## [What you need to do]
Everything in the listing should be restated word for word.

[Start Material for the task]

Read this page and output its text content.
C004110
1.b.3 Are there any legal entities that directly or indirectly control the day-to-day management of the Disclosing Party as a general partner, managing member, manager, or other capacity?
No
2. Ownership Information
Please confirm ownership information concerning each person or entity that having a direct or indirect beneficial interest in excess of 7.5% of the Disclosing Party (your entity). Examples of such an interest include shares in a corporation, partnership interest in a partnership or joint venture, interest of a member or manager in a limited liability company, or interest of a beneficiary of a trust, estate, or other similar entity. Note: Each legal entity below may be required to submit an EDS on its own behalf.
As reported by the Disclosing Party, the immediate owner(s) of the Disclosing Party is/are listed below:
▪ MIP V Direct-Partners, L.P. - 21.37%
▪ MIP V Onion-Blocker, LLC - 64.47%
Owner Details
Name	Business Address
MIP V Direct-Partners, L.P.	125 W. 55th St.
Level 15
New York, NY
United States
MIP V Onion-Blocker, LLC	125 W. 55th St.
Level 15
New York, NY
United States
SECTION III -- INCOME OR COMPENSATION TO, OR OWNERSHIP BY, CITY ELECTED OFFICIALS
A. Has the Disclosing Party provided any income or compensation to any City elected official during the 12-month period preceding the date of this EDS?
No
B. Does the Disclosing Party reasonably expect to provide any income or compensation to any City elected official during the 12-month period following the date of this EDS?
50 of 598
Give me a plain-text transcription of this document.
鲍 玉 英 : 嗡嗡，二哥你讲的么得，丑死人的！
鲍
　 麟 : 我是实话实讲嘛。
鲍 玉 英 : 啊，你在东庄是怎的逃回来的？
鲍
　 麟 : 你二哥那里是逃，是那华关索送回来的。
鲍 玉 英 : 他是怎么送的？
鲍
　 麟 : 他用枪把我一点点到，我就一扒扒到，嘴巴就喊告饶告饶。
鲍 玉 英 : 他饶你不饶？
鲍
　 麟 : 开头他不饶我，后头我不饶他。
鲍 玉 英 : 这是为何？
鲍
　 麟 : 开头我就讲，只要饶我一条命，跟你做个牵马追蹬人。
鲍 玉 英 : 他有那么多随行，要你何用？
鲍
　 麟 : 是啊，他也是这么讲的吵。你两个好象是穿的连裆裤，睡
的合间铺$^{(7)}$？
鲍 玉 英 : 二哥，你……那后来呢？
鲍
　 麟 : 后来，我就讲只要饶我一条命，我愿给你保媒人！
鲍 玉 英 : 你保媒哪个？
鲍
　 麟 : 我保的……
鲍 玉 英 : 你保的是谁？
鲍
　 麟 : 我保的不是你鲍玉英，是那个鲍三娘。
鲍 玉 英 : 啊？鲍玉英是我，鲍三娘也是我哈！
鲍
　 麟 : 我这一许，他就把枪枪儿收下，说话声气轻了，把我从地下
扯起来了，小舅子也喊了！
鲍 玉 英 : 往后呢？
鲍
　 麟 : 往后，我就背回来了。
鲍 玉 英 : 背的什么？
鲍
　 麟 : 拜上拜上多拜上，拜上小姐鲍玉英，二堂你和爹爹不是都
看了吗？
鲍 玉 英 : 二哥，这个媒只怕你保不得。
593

[End Material for the task]

## [Correct answer]
Read this page and output its text content.
C004110
1.b.3 Are there any legal entities that directly or indirectly control the day-to-day management of the Disclosing Party as a general partner, managing member, manager, or other capacity?
No
2. Ownership Information
Please confirm ownership information concerning each person or entity that having a direct or indirect beneficial interest in excess of 7.5% of the Disclosing Party (your entity). Examples of such an interest include shares in a corporation, partnership interest in a partnership or joint venture, interest of a member or manager in a limited liability company, or interest of a beneficiary of a trust, estate, or other similar entity. Note: Each legal entity below may be required to submit an EDS on its own behalf.
As reported by the Disclosing Party, the immediate owner(s) of the Disclosing Party is/are listed below:
▪ MIP V Direct-Partners, L.P. - 21.37%
▪ MIP V Onion-Blocker, LLC - 64.47%
Owner Details
Name	Business Address
MIP V Direct-Partners, L.P.	125 W. 55th St.
Level 15
New York, NY
United States
MIP V Onion-Blocker, LLC	125 W. 55th St.
Level 15
New York, NY
United States
SECTION III -- INCOME OR COMPENSATION TO, OR OWNERSHIP BY, CITY ELECTED OFFICIALS
A. Has the Disclosing Party provided any income or compensation to any City elected official during the 12-month period preceding the date of this EDS?
No
B. Does the Disclosing Party reasonably expect to provide any income or compensation to any City elected official during the 12-month period following the date of this EDS?
50 of 598
Give me a plain-text transcription of this document.
鲍 玉 英 : 嗡嗡，二哥你讲的么得，丑死人的！
鲍
　 麟 : 我是实话实讲嘛。
鲍 玉 英 : 啊，你在东庄是怎的逃回来的？
鲍
　 麟 : 你二哥那里是逃，是那华关索送回来的。
鲍 玉 英 : 他是怎么送的？
鲍
　 麟 : 他用枪把我一点点到，我就一扒扒到，嘴巴就喊告饶告饶。
鲍 玉 英 : 他饶你不饶？
鲍
　 麟 : 开头他不饶我，后头我不饶他。
鲍 玉 英 : 这是为何？
鲍
　 麟 : 开头我就讲，只要饶我一条命，跟你做个牵马追蹬人。
鲍 玉 英 : 他有那么多随行，要你何用？
鲍
　 麟 : 是啊，他也是这么讲的吵。你两个好象是穿的连裆裤，睡
的合间铺$^{(7)}$？
鲍 玉 英 : 二哥，你……那后来呢？
鲍
　 麟 : 后来，我就讲只要饶我一条命，我愿给你保媒人！
鲍 玉 英 : 你保媒哪个？
鲍
　 麟 : 我保的……
鲍 玉 英 : 你保的是谁？
鲍
　 麟 : 我保的不是你鲍玉英，是那个鲍三娘。
鲍 玉 英 : 啊？鲍玉英是我，鲍三娘也是我哈！
鲍
　 麟 : 我这一许，他就把枪枪儿收下，说话声气轻了，把我从地下
扯起来了，小舅子也喊了！
鲍 玉 英 : 往后呢？
鲍
　 麟 : 往后，我就背回来了。
鲍 玉 英 : 背的什么？
鲍
　 麟 : 拜上拜上多拜上，拜上小姐鲍玉英，二堂你和爹爹不是都
看了吗？
鲍 玉 英 : 二哥，这个媒只怕你保不得。
593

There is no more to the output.